**Information provided**
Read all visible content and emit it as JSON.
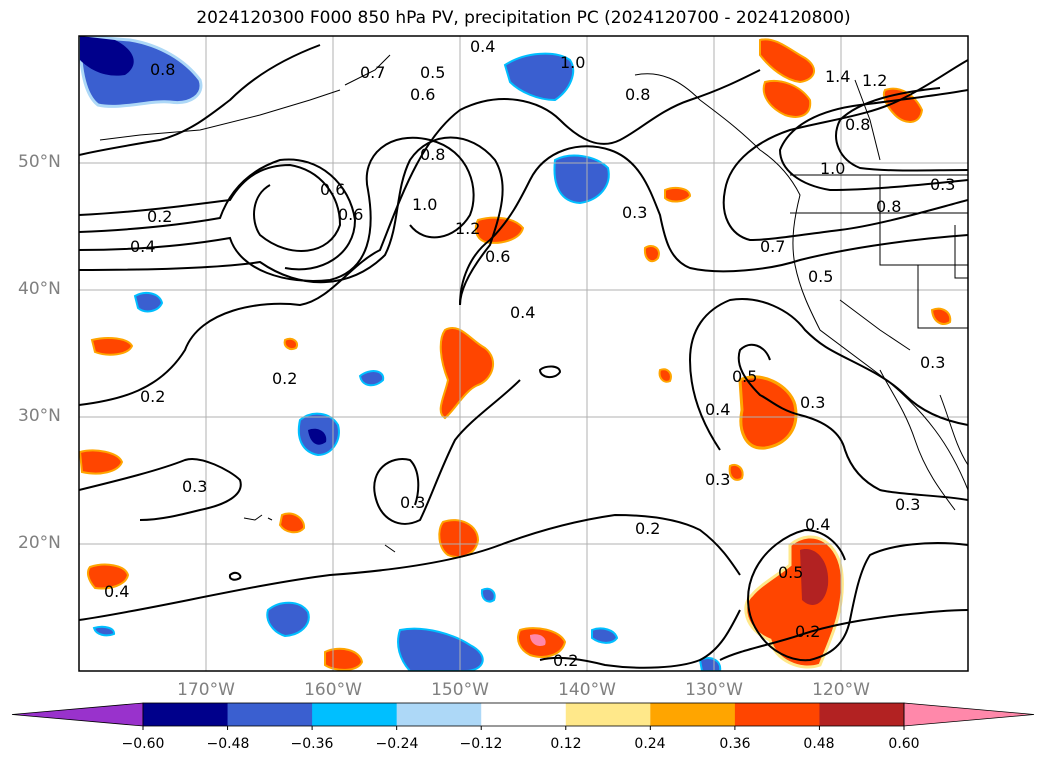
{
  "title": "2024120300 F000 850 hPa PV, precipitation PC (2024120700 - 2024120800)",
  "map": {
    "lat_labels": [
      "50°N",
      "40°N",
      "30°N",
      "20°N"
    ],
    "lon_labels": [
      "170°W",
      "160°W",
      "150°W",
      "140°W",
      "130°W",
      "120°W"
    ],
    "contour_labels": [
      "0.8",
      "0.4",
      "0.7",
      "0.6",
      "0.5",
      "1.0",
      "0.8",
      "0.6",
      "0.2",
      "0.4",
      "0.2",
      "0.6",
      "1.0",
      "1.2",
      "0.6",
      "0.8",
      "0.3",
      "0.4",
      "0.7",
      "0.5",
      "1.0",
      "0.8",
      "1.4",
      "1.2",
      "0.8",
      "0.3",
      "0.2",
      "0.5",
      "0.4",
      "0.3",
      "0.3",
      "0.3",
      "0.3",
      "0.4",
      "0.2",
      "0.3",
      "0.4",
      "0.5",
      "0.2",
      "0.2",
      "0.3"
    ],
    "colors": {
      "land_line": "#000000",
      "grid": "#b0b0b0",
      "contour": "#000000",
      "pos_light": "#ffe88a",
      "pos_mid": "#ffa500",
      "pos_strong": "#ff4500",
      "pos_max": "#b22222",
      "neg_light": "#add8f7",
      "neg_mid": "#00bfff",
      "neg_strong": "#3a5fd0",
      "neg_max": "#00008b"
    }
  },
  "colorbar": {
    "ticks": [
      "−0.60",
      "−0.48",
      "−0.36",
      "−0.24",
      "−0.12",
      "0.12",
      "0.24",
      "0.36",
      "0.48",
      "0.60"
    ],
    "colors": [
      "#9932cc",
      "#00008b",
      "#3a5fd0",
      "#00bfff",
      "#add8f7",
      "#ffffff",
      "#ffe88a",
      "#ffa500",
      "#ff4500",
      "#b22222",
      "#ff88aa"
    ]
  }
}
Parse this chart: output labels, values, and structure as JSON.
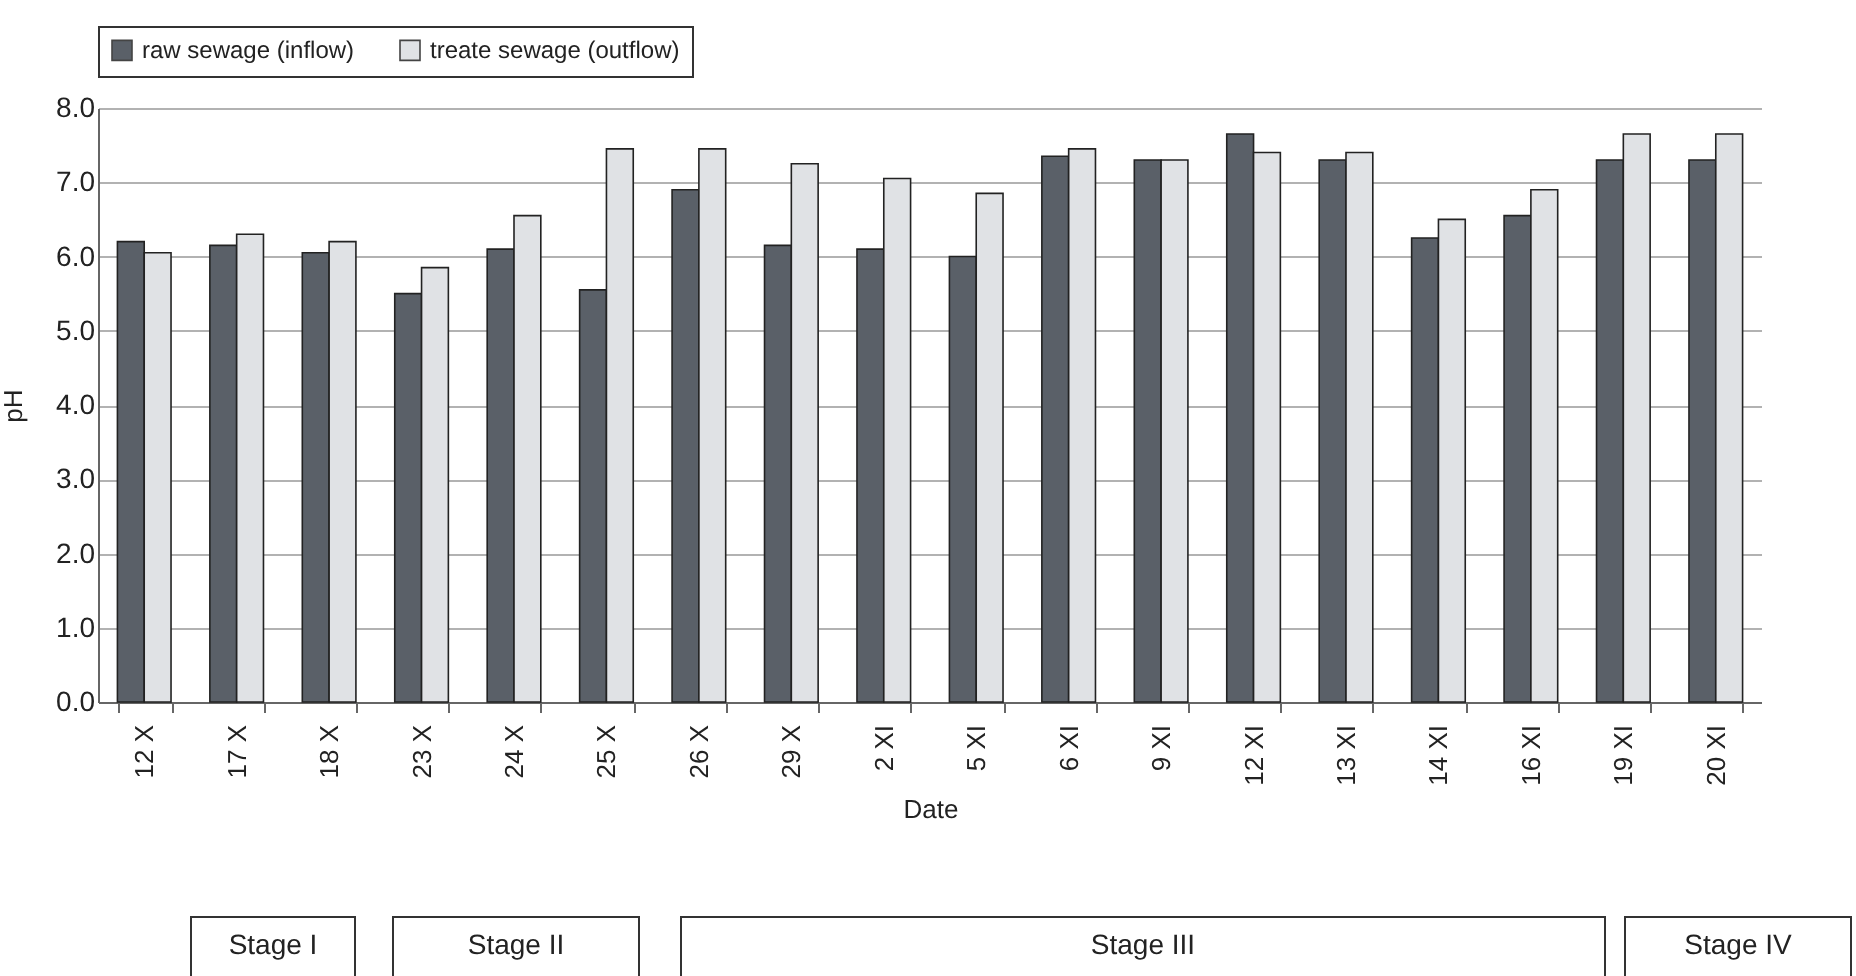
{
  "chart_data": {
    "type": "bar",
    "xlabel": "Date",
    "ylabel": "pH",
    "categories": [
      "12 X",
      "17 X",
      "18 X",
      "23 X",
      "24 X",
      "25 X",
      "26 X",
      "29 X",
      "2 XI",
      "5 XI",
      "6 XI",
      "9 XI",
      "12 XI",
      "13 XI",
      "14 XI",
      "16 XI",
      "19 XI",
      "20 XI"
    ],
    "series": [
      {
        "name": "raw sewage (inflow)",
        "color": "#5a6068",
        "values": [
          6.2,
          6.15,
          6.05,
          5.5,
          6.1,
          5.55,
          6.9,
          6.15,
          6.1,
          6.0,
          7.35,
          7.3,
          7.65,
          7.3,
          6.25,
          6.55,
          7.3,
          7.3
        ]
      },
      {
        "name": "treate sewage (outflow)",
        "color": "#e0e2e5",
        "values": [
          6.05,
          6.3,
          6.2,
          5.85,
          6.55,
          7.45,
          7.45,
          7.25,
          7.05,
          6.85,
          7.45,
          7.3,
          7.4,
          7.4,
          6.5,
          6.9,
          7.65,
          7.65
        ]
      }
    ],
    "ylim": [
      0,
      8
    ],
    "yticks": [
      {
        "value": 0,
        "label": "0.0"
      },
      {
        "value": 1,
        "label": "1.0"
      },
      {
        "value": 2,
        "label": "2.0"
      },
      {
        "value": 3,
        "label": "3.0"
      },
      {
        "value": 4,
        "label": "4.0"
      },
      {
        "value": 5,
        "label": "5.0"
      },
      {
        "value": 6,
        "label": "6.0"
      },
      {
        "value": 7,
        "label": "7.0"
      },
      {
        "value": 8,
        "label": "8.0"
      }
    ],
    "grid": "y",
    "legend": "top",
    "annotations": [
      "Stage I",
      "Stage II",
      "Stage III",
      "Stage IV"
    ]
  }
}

**Stated problem**
Filter the records above for lines containing the word "JSON", and copy those lines.

**Solution for this problem**
Read all visible content and emit it as JSON.
Parse this chart: output labels, values, and structure as JSON.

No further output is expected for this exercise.